→ Task input
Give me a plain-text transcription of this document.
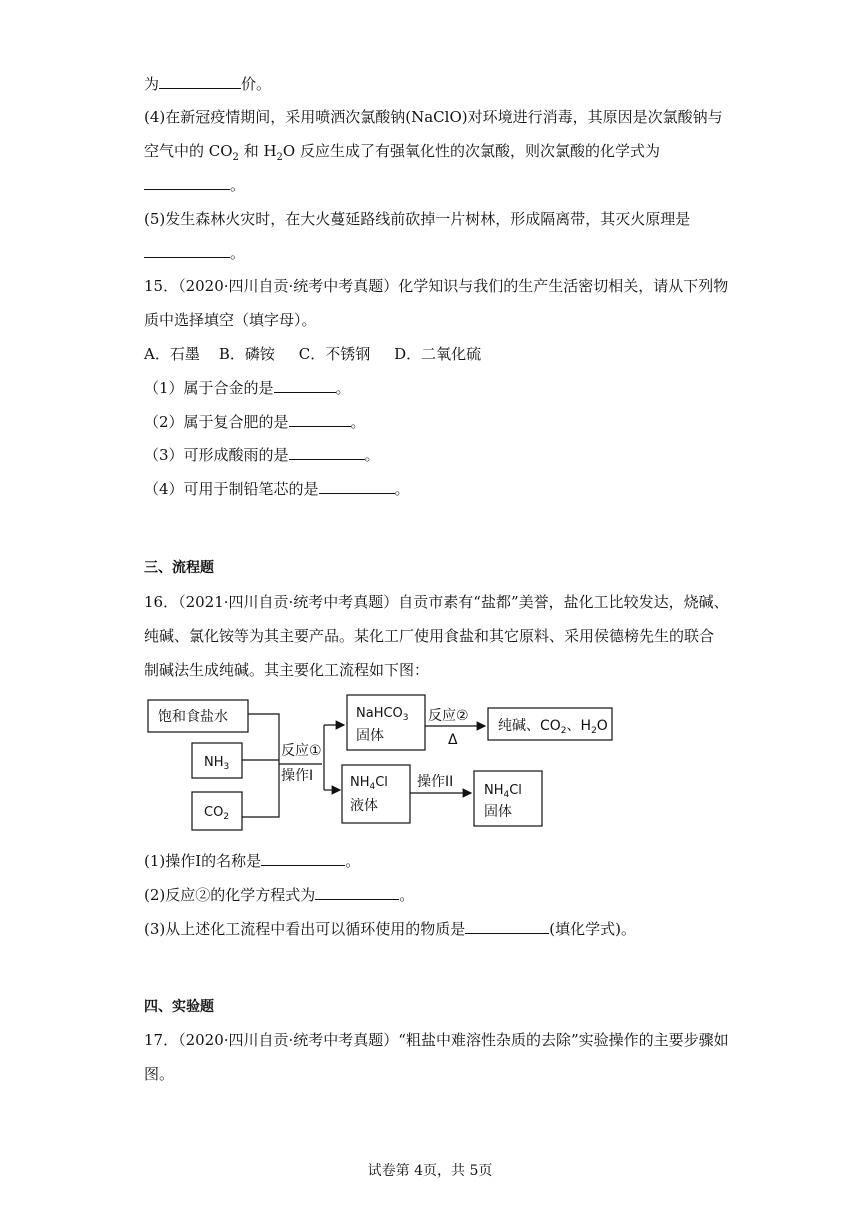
为	价。
(4)在新冠疫情期间，采用喷洒次氯酸钠(NaClO)对环境进行消毒，其原因是次氯酸钠与
空气中的 $CO_2$ 和 $H_2O$ 反应生成了有强氧化性的次氯酸，则次氯酸的化学式为
。
(5)发生森林火灾时，在大火蔓延路线前砍掉一片树林，形成隔离带，其灭火原理是
。
15．（2020·四川自贡·统考中考真题）化学知识与我们的生产生活密切相关，请从下列物
质中选择填空（填字母）。
A．石墨    B．磷铵     C．不锈钢     D．二氧化硫
（1）属于合金的是	。
（2）属于复合肥的是	。
（3）可形成酸雨的是	。
（4）可用于制铅笔芯的是	。
三、流程题
16．（2021·四川自贡·统考中考真题）自贡市素有“盐都”美誉，盐化工比较发达，烧碱、
纯碱、氯化铵等为其主要产品。某化工厂使用食盐和其它原料、采用侯德榜先生的联合
制碱法生成纯碱。其主要化工流程如下图：
饱和食盐水
$NH_3$
$CO_2$
反应①
操作I
NaHCO$_3$
固体
反应②
Δ
纯碱、$CO_2$、$H_2O$
$NH_4Cl$
液体
操作II
$NH_4Cl$
固体
(1)操作I的名称是	。
(2)反应②的化学方程式为	。
(3)从上述化工流程中看出可以循环使用的物质是	(填化学式)。
四、实验题
17．（2020·四川自贡·统考中考真题）“粗盐中难溶性杂质的去除”实验操作的主要步骤如
图。
试卷第 4页，共 5页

→ Work required
Return every line in the listing that contains the word "四川自贡".

→ The result
15．（2020·四川自贡·统考中考真题）化学知识与我们的生产生活密切相关，请从下列物
16．（2021·四川自贡·统考中考真题）自贡市素有“盐都”美誉，盐化工比较发达，烧碱、
17．（2020·四川自贡·统考中考真题）“粗盐中难溶性杂质的去除”实验操作的主要步骤如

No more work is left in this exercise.